Livros, livros-espelhos, espelhos falsos, livros falsos, narradores, outros narradores, narradores falsos, encantamentos e falsos encantamentos.  O que mais se poderia encontrar?
Eu encontrei a humildade.  

***
A humildade não é o reflexo do personagem.  Não é Dom Quixote um homem humilde – aliás, com a leitura constata-se que o herói está muito mais para um escarnecido louco megalomaníaco, que para um idealista romântico, como algumas teorias já tentaram pintar.   
A humildade se revela quando nos deparamos com a grandeza da criação de Miguel de Cervantes Saavedra. Uma criação do início do século XVII que fez brotar várias outras invenções.  E ainda faz, tantos são os artistas influenciados por ela.
É inevitável pensar como alguém, entre 1600 e 1615, tenha criado aquela obra eterna, com seus jogos narrativos e personagens que escapam pelo vão dos dedos do tempo e hoje se esbarram pelas ruas, cruzando com nossas almas.  E reproduzindo almas novas.  
 Diante de um feito como esse, por que devemos nos ufanar das nossas mesquinhas realizações?  Perante a emoção do encontro com Miguel de Cervantes, como pensar em escrever alguma coisa ou ousar se autonomear “escritor”? Para que banalizar palavras como “artista” ou “gênio” diante de uma simples jogada no futebol de final de semana?
Certo que a explosão de criatividade de Cervantes não pode ser culpada pela acomodação diante da sua obra.    Quixote, Sancho, Dulcinea e até o cavalo Rocinante se tornaram de tal forma familiares, que acabamos nos acostumando com eles e nem nos damos mais conta de quanto isso é espantoso.  E o que é pior: deixamos de ler o livro.  Mas Dom Quixote precisa ser redescoberto sem medo, afinal, exceto pela passagem dos moinhos de vento, qual outro episódio o amigo leitor consegue se lembrar? 
A criatividade de Cervantes também não acomodou outros escritores. Pelo contrário: muitas vezes ela serviu de inspiração.   Jorge Luis Borges, James Joyce, Marcel Proust, Guimarães Rosa e Franz Kafka – só para citar alguns autores que, já no século XX, não se deixaram intimidar por Dom Quixote –, alteraram no conteúdo e na forma os caminhos da literatura.

Volta e meia minha ignorância descobre autores “novos” que me fascinam com sua inventividade. Durante a leitura de Cervantes, além das “traições” já confessadas, me espantei com os coelhos tirados da cartola das palavras por Albert Cossery, Flann O'Brien e Philip K. Dick.

= = = =

PARTES DO EXERCÍCIO:
A) Liste os autores que o texto sobre Dom Quixote cita como escritores do século XX que não se deixaram intimidar pela obra.
B) Responda às perguntas a seguir com base no texto sobre Dom Quixote.
(i) O que a pessoa que escreve diz ter encontrado?
(ii) Entre quais anos, segundo o texto, a obra de Cervantes foi criada?
(iii) Qual episódio de Dom Quixote o texto menciona como exceção na pergunta ao leitor?
C) Reescreva em forma de lista o parágrafo do texto sobre Dom Quixote que começa com “Certo que a explosão de criatividade”, mantendo seus fatos principais.

= = = =

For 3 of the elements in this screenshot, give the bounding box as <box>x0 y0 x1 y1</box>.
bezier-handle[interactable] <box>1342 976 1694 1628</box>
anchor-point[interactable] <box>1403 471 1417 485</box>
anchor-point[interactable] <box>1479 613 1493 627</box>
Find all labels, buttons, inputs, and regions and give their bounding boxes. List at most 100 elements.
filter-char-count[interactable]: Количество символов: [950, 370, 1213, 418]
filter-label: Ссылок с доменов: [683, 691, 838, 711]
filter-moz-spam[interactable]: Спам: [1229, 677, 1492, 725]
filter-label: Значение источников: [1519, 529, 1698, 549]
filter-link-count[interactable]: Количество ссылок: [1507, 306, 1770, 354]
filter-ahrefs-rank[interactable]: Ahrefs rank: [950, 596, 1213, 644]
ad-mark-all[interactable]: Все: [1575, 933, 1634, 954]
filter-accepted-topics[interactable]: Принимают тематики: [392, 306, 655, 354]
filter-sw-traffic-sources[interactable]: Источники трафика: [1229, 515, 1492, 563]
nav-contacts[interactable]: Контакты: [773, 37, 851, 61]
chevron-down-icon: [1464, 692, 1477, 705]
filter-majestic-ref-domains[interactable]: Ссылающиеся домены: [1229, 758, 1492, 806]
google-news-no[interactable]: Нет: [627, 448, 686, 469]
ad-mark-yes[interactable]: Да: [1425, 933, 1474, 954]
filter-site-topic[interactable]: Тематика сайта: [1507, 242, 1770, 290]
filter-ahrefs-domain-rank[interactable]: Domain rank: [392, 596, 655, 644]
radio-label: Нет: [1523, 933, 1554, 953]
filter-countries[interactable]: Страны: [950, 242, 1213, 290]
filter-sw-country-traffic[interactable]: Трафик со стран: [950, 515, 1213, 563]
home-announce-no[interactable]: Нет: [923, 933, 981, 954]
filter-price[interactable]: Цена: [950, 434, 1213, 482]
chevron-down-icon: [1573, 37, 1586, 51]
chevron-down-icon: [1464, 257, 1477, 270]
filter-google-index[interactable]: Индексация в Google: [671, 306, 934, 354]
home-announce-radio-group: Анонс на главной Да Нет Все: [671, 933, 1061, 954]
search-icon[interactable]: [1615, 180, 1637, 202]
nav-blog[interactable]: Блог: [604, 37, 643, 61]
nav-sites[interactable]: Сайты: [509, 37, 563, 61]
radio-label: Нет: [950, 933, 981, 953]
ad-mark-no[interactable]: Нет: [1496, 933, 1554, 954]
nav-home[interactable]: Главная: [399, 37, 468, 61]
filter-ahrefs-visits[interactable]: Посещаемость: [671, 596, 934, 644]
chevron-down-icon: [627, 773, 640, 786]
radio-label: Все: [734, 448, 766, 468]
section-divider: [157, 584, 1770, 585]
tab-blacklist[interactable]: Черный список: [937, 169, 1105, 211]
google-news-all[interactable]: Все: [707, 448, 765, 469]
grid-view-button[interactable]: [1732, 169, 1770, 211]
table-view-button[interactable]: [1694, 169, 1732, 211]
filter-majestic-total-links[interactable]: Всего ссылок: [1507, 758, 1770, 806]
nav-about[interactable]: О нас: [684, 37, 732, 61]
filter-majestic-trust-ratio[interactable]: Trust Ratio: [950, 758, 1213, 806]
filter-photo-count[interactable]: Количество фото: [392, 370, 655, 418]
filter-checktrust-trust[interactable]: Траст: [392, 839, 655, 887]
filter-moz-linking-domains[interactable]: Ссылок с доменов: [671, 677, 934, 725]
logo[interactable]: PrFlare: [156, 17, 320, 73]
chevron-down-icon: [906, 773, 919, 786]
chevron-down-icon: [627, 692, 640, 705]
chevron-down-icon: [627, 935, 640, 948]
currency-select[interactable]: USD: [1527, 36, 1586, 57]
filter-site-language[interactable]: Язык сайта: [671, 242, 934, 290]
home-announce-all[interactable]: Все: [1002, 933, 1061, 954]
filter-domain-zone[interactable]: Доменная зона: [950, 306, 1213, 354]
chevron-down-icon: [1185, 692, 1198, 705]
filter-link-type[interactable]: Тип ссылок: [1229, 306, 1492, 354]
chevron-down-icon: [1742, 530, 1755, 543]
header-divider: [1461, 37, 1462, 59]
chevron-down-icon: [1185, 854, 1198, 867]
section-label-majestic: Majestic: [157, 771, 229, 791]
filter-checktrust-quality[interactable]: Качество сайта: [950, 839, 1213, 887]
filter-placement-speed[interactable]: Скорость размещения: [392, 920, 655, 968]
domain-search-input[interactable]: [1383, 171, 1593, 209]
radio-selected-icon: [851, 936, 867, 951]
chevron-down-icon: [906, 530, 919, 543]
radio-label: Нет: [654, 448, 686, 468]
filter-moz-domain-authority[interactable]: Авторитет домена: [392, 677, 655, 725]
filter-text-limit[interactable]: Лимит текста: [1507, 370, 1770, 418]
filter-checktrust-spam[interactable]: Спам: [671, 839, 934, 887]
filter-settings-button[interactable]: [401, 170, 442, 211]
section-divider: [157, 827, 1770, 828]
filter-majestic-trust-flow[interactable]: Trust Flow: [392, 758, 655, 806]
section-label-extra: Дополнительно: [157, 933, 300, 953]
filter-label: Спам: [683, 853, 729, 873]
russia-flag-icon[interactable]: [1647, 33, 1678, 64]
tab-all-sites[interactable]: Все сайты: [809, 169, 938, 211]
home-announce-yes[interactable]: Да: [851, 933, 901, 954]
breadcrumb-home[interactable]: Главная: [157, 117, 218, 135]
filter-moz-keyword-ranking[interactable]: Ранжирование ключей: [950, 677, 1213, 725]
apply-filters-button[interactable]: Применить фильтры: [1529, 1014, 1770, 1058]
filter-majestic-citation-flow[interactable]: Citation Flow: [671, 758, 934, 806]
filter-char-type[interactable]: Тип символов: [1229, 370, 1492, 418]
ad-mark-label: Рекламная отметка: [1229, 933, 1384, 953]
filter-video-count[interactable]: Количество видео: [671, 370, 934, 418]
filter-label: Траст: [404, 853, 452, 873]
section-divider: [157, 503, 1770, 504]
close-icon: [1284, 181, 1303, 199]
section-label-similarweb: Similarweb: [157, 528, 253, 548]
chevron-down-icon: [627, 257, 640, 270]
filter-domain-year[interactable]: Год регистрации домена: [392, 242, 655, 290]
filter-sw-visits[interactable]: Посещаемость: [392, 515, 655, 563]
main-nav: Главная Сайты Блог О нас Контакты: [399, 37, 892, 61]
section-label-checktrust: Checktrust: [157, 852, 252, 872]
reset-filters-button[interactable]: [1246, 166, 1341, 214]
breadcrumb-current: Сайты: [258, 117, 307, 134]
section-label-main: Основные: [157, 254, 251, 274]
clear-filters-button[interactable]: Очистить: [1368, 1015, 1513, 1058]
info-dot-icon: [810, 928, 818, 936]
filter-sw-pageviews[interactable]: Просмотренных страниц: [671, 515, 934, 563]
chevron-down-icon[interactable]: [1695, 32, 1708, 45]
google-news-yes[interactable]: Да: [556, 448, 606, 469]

= = = =

RESPOSTAS POR ITEM:
A) Jorge Luis Borges, James Joyce, Marcel Proust, Guimarães Rosa e Franz Kafka.

B)
(i) A humildade.
(ii) Entre 1600 e 1615.
(iii) A passagem dos moinhos de vento.

C)
- A criatividade de Cervantes não pode ser culpada pela acomodação diante de sua obra.
- Quixote, Sancho, Dulcinea e até o cavalo Rocinante ficaram tão familiares que nos acostumamos com eles e não percebemos mais o quanto isso é espantoso.
- Pior ainda, deixamos de ler o livro.
- Dom Quixote precisa ser redescoberto sem medo, pois, além da passagem dos moinhos de vento, o leitor dificilmente lembra outro episódio.